Give all the lines below again, exactly, with no pictures.

--- Items from a data source ---

════════════════════

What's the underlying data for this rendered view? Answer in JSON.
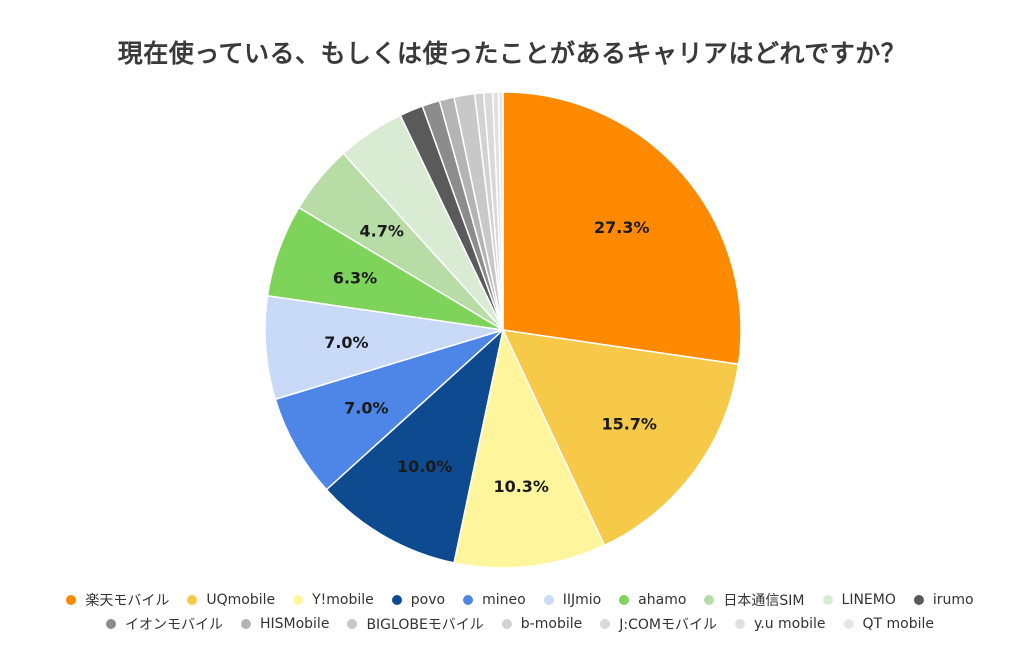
{
  "chart_data": {
    "type": "pie",
    "title": "現在使っている、もしくは使ったことがあるキャリアはどれですか？",
    "legend_position": "bottom",
    "slices": [
      {
        "label": "楽天モバイル",
        "value": 27.3,
        "display": "27.3%",
        "color": "#ff8a00"
      },
      {
        "label": "UQmobile",
        "value": 15.7,
        "display": "15.7%",
        "color": "#f7c948"
      },
      {
        "label": "Y!mobile",
        "value": 10.3,
        "display": "10.3%",
        "color": "#fff59c"
      },
      {
        "label": "povo",
        "value": 10.0,
        "display": "10.0%",
        "color": "#0d4a8f"
      },
      {
        "label": "mineo",
        "value": 7.0,
        "display": "7.0%",
        "color": "#4d86e6"
      },
      {
        "label": "IIJmio",
        "value": 7.0,
        "display": "7.0%",
        "color": "#c9daf8"
      },
      {
        "label": "ahamo",
        "value": 6.3,
        "display": "6.3%",
        "color": "#7ed35a"
      },
      {
        "label": "日本通信SIM",
        "value": 4.7,
        "display": "4.7%",
        "color": "#b7dca5"
      },
      {
        "label": "LINEMO",
        "value": 4.6,
        "display": "",
        "color": "#d9ecd3"
      },
      {
        "label": "irumo",
        "value": 1.6,
        "display": "",
        "color": "#5a5a5a"
      },
      {
        "label": "イオンモバイル",
        "value": 1.2,
        "display": "",
        "color": "#8c8c8c"
      },
      {
        "label": "HISMobile",
        "value": 1.0,
        "display": "",
        "color": "#b4b4b4"
      },
      {
        "label": "BIGLOBEモバイル",
        "value": 1.4,
        "display": "",
        "color": "#c8c8c8"
      },
      {
        "label": "b-mobile",
        "value": 0.6,
        "display": "",
        "color": "#d2d2d2"
      },
      {
        "label": "J:COMモバイル",
        "value": 0.6,
        "display": "",
        "color": "#d9d9d9"
      },
      {
        "label": "y.u mobile",
        "value": 0.4,
        "display": "",
        "color": "#e0e0e0"
      },
      {
        "label": "QT mobile",
        "value": 0.3,
        "display": "",
        "color": "#e6e6e6"
      }
    ]
  }
}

════════════════════

--- OUTPUT FOR THIS TASK ---
What's the underlying data for this rendered view? Answer in JSON.
{
  "chart_data": {
    "type": "pie",
    "title": "現在使っている、もしくは使ったことがあるキャリアはどれですか？",
    "legend_position": "bottom",
    "slices": [
      {
        "label": "楽天モバイル",
        "value": 27.3,
        "display": "27.3%",
        "color": "#ff8a00"
      },
      {
        "label": "UQmobile",
        "value": 15.7,
        "display": "15.7%",
        "color": "#f7c948"
      },
      {
        "label": "Y!mobile",
        "value": 10.3,
        "display": "10.3%",
        "color": "#fff59c"
      },
      {
        "label": "povo",
        "value": 10.0,
        "display": "10.0%",
        "color": "#0d4a8f"
      },
      {
        "label": "mineo",
        "value": 7.0,
        "display": "7.0%",
        "color": "#4d86e6"
      },
      {
        "label": "IIJmio",
        "value": 7.0,
        "display": "7.0%",
        "color": "#c9daf8"
      },
      {
        "label": "ahamo",
        "value": 6.3,
        "display": "6.3%",
        "color": "#7ed35a"
      },
      {
        "label": "日本通信SIM",
        "value": 4.7,
        "display": "4.7%",
        "color": "#b7dca5"
      },
      {
        "label": "LINEMO",
        "value": 4.6,
        "display": "",
        "color": "#d9ecd3"
      },
      {
        "label": "irumo",
        "value": 1.6,
        "display": "",
        "color": "#5a5a5a"
      },
      {
        "label": "イオンモバイル",
        "value": 1.2,
        "display": "",
        "color": "#8c8c8c"
      },
      {
        "label": "HISMobile",
        "value": 1.0,
        "display": "",
        "color": "#b4b4b4"
      },
      {
        "label": "BIGLOBEモバイル",
        "value": 1.4,
        "display": "",
        "color": "#c8c8c8"
      },
      {
        "label": "b-mobile",
        "value": 0.6,
        "display": "",
        "color": "#d2d2d2"
      },
      {
        "label": "J:COMモバイル",
        "value": 0.6,
        "display": "",
        "color": "#d9d9d9"
      },
      {
        "label": "y.u mobile",
        "value": 0.4,
        "display": "",
        "color": "#e0e0e0"
      },
      {
        "label": "QT mobile",
        "value": 0.3,
        "display": "",
        "color": "#e6e6e6"
      }
    ]
  }
}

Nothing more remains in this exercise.